*What is required*. What lines of the data hold the string "JSON"? Pull each one out.

Records from a data source

[BEGIN]

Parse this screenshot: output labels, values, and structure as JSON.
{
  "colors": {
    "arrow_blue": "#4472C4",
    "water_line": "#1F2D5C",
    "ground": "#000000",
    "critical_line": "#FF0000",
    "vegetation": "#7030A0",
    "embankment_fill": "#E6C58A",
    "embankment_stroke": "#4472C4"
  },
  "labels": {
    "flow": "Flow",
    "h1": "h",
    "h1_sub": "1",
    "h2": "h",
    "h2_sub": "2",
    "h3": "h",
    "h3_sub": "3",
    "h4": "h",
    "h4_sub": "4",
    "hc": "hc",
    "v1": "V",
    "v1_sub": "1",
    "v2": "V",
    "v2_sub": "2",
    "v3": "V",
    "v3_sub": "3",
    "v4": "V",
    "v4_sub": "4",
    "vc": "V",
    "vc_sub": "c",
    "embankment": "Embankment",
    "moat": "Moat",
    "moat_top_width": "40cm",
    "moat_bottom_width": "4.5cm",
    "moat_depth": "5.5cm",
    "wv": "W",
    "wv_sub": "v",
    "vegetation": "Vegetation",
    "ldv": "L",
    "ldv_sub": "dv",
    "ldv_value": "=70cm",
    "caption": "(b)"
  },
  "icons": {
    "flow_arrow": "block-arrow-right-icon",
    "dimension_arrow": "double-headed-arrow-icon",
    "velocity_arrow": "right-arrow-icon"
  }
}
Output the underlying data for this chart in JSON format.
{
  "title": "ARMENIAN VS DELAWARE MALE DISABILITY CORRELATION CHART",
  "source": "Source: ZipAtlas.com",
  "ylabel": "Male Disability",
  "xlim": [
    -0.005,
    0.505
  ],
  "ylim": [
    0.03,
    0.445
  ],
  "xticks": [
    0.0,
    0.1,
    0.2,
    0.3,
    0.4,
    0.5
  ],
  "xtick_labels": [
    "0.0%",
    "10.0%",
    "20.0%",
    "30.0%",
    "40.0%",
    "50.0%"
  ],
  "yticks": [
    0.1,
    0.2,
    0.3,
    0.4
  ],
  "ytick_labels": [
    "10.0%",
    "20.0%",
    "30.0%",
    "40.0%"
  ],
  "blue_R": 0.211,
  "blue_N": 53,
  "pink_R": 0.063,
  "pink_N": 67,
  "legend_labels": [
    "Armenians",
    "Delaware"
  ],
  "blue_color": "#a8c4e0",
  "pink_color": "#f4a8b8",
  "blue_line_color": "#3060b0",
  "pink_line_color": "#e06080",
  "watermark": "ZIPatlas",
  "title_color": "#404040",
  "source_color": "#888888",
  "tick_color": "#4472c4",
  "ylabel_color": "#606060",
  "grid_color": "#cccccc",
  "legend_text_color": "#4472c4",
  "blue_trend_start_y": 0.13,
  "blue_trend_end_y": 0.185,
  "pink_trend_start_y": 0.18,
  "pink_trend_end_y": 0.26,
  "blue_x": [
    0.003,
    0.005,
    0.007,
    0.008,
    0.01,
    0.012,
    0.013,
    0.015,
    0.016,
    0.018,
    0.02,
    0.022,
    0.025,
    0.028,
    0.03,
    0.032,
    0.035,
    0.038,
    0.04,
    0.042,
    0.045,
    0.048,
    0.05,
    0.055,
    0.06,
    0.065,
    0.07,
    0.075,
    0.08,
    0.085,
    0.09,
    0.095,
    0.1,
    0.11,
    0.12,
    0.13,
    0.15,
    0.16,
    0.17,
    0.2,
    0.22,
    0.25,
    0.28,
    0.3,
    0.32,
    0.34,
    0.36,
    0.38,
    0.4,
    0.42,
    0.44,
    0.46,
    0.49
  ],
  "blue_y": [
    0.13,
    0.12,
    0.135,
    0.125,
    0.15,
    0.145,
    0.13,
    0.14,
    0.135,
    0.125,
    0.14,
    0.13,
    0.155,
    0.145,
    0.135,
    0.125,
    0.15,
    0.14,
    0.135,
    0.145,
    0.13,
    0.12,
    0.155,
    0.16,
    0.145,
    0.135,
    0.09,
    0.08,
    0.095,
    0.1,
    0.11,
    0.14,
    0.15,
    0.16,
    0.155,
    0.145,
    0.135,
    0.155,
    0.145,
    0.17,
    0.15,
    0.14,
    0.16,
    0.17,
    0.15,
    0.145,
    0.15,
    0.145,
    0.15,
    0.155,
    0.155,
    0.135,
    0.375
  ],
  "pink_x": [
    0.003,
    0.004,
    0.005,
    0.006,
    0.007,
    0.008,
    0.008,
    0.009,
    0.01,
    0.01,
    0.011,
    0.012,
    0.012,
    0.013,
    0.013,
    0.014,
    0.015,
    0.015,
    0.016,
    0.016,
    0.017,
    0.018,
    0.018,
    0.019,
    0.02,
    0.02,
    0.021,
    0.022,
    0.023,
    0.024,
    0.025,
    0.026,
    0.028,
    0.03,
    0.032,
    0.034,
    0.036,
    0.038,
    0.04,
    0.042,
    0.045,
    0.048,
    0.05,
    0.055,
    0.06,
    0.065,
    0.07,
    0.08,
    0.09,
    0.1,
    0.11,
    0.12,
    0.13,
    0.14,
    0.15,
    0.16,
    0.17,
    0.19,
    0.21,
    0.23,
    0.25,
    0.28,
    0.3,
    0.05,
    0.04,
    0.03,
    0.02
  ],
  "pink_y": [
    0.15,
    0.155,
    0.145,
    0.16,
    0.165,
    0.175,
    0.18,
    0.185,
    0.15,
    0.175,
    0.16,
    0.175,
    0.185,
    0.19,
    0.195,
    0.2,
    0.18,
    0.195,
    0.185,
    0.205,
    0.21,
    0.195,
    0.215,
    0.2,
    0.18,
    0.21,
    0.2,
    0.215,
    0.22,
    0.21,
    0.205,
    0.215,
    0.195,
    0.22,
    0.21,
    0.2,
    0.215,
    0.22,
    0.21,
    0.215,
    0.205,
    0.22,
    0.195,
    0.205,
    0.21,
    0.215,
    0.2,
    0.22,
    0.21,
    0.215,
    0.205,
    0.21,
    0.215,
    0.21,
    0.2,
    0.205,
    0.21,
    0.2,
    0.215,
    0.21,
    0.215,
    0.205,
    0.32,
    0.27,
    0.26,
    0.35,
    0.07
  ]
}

[END]

*Written answer*.
Parse this screenshot: output labels, values, and structure as JSON.
Output the underlying data for this chart in JSON format.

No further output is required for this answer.